→ DIRECTION
Go through the listing and return every line with "Trucks" in it.

[Extracts from a graphics dataset]
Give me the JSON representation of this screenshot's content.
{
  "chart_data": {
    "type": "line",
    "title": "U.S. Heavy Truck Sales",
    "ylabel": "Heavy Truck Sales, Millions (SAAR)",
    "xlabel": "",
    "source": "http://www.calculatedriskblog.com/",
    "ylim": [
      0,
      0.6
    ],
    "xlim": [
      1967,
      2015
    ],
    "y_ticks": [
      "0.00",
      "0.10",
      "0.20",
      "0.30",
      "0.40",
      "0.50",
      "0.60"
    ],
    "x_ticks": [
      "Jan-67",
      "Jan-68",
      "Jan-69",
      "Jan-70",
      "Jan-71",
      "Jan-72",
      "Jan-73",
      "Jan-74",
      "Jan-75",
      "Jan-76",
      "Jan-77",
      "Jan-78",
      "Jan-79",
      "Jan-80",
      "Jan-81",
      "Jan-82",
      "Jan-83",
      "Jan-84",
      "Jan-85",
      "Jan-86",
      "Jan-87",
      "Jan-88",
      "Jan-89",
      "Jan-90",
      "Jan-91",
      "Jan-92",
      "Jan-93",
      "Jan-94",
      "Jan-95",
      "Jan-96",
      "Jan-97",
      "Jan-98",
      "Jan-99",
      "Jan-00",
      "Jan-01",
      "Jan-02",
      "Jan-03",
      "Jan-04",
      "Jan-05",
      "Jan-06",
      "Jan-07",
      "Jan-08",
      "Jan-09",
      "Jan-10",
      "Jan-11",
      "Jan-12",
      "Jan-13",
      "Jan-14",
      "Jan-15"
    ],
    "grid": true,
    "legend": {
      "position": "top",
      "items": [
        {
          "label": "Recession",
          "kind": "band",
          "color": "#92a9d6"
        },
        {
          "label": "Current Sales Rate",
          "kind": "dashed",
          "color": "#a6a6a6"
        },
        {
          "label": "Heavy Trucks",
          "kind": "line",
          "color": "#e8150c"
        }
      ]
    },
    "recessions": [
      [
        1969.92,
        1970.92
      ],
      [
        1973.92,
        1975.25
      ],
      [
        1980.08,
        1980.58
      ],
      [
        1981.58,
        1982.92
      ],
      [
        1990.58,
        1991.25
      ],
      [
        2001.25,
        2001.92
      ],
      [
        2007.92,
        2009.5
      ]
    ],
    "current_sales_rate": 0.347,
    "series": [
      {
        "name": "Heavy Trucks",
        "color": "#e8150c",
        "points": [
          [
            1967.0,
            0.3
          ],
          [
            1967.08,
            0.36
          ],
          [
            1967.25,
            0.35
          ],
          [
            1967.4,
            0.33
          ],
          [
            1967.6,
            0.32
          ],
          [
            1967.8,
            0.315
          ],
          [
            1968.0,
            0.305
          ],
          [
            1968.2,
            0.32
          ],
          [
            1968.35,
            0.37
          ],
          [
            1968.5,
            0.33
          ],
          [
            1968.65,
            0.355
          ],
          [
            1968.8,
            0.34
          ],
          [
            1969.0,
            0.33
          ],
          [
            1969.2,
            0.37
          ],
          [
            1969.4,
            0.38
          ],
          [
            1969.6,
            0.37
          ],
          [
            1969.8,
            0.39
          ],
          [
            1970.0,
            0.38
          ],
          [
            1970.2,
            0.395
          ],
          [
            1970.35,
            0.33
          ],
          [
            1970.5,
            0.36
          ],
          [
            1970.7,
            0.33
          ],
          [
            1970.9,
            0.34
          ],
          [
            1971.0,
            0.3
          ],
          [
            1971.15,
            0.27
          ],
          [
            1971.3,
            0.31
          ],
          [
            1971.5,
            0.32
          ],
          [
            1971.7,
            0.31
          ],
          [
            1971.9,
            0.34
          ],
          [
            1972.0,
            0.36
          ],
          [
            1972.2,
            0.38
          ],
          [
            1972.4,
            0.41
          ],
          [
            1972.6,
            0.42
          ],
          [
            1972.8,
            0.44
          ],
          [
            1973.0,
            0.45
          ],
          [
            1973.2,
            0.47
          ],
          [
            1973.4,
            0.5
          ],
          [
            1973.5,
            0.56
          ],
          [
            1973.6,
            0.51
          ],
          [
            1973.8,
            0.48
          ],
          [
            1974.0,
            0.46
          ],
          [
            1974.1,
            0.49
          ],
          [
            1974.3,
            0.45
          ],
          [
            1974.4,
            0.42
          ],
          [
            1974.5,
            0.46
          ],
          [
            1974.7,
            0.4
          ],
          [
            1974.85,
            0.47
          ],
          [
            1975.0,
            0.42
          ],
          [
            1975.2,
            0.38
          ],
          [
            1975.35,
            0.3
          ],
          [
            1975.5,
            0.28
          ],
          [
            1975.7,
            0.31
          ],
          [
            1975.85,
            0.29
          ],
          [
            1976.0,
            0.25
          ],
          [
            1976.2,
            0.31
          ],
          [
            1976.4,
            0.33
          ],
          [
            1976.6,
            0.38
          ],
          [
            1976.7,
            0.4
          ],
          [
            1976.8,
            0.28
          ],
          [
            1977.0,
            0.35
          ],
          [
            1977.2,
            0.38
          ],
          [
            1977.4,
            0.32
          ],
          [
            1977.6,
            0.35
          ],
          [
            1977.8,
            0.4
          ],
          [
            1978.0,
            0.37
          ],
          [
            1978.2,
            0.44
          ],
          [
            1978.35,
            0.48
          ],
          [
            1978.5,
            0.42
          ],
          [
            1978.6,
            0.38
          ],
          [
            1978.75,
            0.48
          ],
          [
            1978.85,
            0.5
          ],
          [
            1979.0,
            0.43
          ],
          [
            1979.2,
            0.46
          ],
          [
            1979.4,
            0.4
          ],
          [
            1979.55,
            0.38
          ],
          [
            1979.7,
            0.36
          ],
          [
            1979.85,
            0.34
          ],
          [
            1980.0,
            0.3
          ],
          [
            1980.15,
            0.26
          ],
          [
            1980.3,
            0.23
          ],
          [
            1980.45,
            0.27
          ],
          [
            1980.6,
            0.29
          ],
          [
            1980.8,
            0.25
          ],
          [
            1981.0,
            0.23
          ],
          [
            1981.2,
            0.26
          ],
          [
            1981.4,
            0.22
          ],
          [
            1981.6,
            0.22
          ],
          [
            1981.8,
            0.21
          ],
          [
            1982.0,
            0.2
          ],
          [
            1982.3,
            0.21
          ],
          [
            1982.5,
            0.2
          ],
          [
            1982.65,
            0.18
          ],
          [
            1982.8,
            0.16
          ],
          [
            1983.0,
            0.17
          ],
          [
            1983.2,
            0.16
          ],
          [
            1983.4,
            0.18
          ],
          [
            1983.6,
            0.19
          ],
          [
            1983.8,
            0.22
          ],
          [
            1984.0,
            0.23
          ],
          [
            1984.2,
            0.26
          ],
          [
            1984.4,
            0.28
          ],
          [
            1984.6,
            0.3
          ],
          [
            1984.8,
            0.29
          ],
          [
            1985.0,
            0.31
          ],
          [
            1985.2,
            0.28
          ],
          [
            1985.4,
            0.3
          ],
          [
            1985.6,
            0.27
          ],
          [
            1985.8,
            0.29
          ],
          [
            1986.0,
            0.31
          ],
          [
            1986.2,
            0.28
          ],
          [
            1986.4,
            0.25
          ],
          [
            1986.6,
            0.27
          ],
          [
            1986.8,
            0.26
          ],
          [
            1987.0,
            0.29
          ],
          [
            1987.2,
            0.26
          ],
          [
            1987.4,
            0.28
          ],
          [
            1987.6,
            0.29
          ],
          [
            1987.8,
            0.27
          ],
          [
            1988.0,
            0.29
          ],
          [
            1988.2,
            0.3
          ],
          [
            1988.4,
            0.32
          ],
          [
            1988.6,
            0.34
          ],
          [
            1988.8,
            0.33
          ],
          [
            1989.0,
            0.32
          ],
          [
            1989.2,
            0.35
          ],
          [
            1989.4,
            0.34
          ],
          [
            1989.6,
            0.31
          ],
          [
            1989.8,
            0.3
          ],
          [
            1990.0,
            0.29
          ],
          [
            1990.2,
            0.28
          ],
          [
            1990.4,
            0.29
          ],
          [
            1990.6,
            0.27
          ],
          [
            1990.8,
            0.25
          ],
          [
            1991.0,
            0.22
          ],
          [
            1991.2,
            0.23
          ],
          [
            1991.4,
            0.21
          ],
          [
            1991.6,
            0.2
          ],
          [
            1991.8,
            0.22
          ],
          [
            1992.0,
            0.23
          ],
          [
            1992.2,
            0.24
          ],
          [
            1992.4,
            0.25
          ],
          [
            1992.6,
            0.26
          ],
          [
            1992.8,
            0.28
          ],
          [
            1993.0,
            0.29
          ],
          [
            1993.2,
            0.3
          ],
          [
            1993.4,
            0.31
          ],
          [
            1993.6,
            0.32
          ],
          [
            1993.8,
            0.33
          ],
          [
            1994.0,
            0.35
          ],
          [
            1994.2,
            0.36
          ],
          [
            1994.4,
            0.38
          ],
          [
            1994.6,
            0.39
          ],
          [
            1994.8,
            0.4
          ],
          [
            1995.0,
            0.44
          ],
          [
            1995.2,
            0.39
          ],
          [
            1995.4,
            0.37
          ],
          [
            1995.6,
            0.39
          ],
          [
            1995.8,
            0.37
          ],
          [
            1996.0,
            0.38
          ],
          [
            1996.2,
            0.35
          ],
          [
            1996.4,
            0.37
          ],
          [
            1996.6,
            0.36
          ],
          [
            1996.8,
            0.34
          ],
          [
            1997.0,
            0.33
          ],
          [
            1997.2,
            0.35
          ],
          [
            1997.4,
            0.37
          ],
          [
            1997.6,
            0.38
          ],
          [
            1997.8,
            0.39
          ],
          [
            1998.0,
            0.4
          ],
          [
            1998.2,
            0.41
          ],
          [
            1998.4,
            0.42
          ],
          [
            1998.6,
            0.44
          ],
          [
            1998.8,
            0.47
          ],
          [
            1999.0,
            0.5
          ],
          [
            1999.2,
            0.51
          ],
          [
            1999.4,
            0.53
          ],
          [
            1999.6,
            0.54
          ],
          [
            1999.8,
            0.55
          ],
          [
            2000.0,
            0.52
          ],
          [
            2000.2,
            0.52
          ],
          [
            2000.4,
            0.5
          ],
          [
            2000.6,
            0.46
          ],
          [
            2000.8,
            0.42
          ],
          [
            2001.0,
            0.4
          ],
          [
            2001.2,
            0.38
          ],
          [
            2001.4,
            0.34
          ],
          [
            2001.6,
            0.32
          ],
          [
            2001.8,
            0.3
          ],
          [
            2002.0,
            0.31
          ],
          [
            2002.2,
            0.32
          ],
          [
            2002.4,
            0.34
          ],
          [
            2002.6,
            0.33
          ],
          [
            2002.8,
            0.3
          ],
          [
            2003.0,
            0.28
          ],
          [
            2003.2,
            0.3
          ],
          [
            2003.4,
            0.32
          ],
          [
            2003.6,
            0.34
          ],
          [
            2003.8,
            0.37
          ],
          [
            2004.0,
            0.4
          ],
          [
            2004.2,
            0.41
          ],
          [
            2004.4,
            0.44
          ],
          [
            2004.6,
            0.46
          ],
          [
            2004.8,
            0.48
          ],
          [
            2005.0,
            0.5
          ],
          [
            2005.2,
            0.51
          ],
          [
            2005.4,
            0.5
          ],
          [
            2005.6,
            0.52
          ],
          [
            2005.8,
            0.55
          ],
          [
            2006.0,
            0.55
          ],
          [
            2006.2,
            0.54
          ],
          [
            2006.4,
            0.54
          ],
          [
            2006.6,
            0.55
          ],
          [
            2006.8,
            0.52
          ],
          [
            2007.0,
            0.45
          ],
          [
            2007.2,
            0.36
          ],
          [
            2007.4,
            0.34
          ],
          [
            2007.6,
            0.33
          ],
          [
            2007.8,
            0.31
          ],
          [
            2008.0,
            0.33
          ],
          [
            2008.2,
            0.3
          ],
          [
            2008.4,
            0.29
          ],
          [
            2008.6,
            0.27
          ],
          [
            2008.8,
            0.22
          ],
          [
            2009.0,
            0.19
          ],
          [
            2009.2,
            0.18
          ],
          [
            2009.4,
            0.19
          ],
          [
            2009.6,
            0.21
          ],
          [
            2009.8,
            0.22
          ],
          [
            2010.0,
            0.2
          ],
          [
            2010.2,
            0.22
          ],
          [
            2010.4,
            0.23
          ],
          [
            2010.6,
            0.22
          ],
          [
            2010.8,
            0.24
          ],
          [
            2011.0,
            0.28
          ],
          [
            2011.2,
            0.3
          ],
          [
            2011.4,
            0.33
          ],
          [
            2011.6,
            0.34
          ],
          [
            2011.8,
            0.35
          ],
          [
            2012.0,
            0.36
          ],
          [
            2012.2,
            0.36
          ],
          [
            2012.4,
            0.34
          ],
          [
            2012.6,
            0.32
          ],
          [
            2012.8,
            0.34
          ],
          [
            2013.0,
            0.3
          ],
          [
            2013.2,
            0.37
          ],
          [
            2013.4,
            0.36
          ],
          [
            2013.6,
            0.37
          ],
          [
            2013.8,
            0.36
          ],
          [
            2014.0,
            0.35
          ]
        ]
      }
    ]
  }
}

→ RESULT OF THE TASK
          "label": "Heavy Trucks",
        "name": "Heavy Trucks",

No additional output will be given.